-- START OF INFORMATION GIVEN --

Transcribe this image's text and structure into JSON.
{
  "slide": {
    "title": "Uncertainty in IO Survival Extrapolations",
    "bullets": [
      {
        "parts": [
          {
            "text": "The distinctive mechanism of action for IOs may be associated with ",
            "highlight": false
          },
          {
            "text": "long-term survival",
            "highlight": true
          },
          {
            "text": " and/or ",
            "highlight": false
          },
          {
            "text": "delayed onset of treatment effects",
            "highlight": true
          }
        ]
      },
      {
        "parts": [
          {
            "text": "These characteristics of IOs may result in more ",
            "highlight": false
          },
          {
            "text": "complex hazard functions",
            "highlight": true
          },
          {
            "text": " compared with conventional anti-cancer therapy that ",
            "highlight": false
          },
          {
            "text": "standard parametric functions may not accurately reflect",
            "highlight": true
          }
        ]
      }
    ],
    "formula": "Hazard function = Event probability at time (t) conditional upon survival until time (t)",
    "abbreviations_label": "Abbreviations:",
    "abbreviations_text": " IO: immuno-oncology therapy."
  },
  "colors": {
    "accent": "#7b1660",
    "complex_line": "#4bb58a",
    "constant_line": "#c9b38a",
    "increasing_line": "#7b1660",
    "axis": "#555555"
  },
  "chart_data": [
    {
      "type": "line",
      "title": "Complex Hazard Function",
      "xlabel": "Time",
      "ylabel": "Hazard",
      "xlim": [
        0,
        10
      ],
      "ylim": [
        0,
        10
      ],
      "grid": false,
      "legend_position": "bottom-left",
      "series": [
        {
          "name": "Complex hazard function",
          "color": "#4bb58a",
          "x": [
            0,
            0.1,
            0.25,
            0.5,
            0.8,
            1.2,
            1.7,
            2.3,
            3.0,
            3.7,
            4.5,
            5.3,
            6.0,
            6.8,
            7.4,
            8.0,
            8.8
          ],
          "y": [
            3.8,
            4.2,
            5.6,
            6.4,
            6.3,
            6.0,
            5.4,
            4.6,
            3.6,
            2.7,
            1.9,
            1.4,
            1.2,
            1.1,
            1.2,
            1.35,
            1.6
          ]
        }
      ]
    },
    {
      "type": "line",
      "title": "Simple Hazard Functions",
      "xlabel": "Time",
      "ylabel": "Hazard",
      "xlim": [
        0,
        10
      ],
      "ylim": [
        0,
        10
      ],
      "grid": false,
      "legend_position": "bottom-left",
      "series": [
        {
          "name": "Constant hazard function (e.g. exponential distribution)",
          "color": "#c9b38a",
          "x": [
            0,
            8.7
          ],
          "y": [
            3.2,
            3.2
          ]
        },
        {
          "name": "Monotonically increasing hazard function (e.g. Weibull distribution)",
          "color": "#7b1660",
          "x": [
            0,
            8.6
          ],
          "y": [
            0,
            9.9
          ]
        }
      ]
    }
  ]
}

-- END OF INFORMATION GIVEN --

▶ AIM OF THE TASK: Copy every line in the records above that contains the word "with".

▶ THE COMPLETED TASK:
            "text": "The distinctive mechanism of action for IOs may be associated with ",
            "text": " compared with conventional anti-cancer therapy that ",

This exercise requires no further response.